| Description of the task |
Look at each line of the records and count those with "name" in them. Please answer with the count alone.

=== Excerpted records ===

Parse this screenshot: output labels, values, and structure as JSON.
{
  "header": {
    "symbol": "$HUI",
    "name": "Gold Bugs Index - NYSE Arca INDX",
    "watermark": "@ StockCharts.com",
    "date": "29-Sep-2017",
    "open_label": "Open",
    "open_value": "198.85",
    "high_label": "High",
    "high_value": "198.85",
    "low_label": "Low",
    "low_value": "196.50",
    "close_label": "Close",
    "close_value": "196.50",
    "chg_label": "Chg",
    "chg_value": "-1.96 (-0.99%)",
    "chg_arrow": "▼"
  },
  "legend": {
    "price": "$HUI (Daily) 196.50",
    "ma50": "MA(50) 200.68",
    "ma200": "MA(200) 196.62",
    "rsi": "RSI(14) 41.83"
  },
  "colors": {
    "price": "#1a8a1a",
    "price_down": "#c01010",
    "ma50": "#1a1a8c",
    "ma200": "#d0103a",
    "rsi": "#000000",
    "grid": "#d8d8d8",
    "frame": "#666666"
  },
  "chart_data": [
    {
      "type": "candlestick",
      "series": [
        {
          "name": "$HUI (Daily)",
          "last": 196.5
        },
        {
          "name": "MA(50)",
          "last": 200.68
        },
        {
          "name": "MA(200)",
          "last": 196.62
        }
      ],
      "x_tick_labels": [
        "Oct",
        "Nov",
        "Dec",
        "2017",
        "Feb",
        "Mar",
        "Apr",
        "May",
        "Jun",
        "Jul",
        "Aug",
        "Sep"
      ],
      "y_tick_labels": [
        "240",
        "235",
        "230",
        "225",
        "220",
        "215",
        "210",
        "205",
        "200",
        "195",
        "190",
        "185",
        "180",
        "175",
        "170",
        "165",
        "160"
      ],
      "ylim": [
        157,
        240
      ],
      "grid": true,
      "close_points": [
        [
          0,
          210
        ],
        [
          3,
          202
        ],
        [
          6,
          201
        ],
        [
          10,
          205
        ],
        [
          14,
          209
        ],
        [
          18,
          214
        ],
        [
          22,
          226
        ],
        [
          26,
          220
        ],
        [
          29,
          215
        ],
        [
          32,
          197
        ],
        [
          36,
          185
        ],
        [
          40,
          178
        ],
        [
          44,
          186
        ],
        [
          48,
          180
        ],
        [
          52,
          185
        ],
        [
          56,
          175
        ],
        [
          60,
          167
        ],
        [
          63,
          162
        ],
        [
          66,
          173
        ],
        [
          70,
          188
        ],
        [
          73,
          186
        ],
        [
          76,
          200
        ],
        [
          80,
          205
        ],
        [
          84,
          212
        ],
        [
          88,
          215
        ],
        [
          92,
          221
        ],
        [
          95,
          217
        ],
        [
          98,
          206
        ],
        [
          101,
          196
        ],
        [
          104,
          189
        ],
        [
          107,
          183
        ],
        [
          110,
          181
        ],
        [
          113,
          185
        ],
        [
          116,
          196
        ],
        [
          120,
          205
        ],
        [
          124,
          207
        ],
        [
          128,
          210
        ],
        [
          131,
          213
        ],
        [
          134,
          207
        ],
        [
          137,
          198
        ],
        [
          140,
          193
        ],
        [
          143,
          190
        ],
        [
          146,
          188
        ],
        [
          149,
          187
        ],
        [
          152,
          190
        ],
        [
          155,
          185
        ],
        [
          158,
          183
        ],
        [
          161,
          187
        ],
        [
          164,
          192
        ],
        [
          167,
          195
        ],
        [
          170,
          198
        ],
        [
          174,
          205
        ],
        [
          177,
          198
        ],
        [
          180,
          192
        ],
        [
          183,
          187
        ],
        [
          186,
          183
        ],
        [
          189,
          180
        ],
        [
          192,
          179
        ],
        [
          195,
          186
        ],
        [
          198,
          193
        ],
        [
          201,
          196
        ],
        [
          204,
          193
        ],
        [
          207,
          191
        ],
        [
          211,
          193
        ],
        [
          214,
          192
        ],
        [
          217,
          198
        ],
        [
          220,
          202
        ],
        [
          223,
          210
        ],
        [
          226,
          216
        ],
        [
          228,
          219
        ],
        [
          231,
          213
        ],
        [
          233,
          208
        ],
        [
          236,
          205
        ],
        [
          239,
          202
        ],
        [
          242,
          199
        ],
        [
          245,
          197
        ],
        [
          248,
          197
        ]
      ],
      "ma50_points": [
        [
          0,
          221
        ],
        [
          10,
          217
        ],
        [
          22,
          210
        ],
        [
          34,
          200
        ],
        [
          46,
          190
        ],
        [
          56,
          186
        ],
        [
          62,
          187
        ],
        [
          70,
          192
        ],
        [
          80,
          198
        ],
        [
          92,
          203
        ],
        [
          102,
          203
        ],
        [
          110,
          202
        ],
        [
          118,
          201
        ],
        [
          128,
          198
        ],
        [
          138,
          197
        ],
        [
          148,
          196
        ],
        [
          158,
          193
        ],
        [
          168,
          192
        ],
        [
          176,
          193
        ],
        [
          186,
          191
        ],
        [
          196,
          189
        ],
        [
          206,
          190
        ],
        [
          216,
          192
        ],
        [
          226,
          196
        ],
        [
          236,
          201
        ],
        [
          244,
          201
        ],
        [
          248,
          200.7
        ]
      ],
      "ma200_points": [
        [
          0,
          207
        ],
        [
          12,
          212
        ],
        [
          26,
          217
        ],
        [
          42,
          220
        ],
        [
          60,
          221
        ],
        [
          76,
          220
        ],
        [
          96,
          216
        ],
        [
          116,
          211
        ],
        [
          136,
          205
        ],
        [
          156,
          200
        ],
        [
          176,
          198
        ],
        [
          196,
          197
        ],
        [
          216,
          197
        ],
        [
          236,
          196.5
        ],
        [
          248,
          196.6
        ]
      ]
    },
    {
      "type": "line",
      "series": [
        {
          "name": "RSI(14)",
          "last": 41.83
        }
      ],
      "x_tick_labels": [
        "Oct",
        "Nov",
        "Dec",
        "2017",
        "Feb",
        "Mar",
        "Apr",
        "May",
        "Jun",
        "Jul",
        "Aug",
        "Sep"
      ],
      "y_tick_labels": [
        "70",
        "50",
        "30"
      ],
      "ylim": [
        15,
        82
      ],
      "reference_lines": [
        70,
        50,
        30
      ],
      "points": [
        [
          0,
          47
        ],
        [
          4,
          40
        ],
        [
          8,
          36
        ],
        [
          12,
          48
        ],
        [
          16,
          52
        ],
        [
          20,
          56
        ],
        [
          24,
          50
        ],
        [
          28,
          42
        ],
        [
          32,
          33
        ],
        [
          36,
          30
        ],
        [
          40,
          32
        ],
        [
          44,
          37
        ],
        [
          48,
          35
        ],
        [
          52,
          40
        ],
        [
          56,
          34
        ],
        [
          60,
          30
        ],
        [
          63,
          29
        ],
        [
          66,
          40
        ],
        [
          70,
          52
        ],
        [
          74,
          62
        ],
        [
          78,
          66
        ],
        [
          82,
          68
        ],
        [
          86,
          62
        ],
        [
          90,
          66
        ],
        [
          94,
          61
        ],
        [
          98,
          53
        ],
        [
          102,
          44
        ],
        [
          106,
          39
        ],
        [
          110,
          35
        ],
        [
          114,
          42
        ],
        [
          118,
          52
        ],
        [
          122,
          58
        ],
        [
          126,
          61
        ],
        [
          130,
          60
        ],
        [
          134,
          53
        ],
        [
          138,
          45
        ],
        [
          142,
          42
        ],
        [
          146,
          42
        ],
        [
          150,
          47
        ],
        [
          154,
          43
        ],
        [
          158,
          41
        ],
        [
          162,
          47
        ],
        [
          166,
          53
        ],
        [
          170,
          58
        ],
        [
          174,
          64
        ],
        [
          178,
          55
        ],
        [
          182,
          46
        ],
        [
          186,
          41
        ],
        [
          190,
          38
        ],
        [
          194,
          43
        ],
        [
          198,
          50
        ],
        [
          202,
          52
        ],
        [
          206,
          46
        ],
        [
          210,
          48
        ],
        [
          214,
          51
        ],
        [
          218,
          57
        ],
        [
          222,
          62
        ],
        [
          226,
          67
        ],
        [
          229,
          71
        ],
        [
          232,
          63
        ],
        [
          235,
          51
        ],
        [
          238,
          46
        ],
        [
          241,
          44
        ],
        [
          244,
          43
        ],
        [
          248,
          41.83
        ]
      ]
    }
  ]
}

===

| Task response |
5